## [DATA FOR THIS EXERCISE]
++++++++++

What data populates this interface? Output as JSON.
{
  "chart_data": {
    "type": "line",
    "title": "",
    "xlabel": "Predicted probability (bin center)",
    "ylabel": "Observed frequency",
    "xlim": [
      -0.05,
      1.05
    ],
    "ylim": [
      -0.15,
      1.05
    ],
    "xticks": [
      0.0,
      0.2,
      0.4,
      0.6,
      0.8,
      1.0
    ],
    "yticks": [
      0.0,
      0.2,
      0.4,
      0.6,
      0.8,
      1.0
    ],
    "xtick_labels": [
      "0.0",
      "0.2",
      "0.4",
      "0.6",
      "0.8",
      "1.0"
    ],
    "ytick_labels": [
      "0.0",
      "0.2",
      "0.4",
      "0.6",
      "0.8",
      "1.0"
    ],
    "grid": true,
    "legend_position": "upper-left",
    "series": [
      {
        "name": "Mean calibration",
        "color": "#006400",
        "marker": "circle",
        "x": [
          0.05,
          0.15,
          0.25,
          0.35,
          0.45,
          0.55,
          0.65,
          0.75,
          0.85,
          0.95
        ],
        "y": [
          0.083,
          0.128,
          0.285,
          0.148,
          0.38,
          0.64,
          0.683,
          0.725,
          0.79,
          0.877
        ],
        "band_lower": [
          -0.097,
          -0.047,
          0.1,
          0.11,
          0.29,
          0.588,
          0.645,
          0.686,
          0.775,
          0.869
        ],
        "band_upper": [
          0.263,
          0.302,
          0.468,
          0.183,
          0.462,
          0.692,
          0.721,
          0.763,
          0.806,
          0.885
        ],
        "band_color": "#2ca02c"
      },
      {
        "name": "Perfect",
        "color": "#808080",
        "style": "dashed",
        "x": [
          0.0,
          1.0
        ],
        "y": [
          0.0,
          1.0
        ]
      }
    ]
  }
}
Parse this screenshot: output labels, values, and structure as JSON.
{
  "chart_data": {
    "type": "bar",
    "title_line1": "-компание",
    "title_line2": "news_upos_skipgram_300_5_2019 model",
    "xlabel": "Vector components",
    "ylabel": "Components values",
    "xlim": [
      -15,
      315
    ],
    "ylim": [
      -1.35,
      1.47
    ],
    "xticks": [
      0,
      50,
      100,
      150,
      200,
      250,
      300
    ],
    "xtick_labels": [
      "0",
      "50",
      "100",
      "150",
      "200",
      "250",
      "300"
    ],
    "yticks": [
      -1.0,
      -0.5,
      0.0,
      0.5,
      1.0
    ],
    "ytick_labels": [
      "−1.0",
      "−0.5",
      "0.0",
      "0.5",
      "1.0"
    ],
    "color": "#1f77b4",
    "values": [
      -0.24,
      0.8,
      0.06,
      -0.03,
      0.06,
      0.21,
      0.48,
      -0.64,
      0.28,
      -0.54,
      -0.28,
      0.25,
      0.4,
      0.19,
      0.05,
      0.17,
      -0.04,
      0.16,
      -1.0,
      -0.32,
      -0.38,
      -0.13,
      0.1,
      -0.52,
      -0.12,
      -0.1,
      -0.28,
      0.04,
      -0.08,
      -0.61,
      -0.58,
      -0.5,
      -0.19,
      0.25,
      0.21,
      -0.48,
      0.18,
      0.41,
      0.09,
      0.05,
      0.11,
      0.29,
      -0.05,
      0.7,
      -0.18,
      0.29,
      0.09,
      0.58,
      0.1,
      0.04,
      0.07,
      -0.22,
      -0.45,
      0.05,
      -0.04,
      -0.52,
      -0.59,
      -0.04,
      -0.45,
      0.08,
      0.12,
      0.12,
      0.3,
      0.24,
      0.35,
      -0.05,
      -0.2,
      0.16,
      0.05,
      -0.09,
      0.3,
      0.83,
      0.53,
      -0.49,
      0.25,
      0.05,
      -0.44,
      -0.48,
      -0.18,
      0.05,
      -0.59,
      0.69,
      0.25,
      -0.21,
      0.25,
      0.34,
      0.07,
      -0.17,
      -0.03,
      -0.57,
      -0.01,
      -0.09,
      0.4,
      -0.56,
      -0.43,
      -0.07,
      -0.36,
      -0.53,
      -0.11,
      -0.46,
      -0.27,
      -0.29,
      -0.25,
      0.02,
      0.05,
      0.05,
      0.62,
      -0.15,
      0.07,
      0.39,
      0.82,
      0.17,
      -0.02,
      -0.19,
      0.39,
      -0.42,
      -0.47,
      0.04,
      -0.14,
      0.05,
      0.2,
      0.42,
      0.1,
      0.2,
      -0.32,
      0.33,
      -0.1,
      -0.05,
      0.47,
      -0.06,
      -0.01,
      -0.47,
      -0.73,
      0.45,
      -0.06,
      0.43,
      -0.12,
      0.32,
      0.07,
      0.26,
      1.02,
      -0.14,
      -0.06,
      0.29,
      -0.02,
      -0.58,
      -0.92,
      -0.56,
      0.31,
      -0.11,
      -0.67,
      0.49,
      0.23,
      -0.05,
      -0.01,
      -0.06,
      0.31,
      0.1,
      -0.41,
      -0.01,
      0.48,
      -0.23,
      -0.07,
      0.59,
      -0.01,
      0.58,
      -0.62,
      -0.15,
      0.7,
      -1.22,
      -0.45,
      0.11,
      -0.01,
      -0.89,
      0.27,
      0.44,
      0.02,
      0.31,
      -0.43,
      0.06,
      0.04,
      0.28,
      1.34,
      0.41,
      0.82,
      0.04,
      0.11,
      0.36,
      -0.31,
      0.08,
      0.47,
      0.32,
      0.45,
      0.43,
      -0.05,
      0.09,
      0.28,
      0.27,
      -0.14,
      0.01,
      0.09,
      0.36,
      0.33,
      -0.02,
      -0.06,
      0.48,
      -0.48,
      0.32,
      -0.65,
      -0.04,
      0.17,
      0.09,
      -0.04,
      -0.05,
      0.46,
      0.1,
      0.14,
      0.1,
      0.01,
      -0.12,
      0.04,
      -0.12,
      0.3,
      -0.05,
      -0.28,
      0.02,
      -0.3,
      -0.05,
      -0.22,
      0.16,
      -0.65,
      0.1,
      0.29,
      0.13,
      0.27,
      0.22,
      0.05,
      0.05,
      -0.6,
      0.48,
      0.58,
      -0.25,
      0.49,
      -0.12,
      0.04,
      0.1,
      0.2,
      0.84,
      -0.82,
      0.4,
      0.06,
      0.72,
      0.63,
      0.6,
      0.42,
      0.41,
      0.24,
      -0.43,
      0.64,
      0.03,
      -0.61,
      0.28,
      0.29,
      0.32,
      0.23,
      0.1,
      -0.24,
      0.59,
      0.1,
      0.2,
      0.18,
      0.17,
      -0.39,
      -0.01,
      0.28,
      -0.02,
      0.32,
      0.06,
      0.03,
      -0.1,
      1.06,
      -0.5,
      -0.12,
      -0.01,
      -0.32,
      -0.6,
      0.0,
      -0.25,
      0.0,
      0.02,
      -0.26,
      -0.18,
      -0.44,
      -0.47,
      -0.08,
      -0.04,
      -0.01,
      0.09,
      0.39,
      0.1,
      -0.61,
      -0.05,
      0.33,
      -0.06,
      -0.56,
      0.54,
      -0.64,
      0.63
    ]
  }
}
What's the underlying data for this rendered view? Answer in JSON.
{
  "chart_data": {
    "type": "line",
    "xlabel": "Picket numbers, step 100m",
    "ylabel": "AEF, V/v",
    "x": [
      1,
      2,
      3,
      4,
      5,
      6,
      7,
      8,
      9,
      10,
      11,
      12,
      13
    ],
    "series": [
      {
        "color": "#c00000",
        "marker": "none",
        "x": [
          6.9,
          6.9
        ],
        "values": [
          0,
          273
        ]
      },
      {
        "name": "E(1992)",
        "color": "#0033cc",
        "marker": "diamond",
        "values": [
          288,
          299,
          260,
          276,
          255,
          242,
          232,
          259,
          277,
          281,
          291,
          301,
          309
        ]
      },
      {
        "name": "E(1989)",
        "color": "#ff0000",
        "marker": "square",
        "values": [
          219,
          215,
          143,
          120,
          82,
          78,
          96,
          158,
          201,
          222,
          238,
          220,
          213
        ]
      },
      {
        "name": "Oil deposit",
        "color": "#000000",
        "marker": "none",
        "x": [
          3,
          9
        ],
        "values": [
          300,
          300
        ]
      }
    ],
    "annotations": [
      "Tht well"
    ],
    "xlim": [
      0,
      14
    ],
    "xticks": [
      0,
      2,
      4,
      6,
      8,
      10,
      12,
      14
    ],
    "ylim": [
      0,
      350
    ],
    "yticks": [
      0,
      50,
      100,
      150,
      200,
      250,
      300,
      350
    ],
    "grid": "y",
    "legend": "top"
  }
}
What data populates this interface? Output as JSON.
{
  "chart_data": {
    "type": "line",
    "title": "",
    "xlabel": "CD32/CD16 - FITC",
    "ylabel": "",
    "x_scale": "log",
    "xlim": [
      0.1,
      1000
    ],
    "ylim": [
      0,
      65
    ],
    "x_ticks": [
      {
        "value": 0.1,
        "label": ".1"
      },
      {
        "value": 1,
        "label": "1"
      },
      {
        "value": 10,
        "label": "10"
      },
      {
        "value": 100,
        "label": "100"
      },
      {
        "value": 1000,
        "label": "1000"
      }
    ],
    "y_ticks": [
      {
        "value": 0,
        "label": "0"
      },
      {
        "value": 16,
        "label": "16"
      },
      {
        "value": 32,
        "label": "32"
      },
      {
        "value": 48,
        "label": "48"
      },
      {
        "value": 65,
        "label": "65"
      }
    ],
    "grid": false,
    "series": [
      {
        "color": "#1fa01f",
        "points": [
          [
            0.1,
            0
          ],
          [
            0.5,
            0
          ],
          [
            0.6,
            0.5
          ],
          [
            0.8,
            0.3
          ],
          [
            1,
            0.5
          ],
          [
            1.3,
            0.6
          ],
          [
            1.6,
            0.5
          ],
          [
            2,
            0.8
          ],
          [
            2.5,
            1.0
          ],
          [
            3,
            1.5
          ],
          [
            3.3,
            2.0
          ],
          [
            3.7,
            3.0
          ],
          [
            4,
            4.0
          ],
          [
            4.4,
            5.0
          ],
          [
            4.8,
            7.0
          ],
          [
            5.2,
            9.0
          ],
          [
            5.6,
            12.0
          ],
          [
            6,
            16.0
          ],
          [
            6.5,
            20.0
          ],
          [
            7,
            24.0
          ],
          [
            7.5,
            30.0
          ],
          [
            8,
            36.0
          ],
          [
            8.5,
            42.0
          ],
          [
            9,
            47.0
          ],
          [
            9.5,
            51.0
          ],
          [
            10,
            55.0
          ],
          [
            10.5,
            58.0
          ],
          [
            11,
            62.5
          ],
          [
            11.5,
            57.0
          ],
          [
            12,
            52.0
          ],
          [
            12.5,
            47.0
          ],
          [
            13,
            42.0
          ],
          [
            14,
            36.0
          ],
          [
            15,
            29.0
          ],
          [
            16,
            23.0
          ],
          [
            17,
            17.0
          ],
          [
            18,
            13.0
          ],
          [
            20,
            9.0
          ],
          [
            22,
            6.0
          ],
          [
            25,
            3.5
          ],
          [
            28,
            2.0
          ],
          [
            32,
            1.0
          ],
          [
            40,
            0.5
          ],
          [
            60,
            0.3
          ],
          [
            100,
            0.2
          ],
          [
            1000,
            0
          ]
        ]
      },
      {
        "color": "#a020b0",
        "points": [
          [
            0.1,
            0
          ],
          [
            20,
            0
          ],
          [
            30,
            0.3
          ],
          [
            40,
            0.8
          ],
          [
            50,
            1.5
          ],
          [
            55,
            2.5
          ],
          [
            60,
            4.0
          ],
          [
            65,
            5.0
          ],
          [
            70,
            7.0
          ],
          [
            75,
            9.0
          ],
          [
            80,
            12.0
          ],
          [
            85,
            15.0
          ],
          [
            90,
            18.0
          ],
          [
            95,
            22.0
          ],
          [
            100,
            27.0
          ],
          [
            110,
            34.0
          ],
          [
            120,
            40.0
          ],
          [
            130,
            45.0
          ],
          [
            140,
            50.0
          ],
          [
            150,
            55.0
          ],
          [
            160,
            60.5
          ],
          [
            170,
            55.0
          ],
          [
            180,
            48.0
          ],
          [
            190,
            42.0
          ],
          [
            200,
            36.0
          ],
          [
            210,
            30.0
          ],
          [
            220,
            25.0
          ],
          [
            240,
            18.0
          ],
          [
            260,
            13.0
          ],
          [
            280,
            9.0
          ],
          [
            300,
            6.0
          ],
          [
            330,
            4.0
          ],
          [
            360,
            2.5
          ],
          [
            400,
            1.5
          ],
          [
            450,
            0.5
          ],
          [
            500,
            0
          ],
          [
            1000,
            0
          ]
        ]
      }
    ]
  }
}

++++++++++

## [TASK TO CARRY OUT]
In the records above, locate each line with the word "ylabel". Copy all such lines.

## [ANSWER BELOW]
    "ylabel": "Observed frequency",
    "ylabel": "Components values",
    "ylabel": "AEF, V/v",
    "ylabel": "",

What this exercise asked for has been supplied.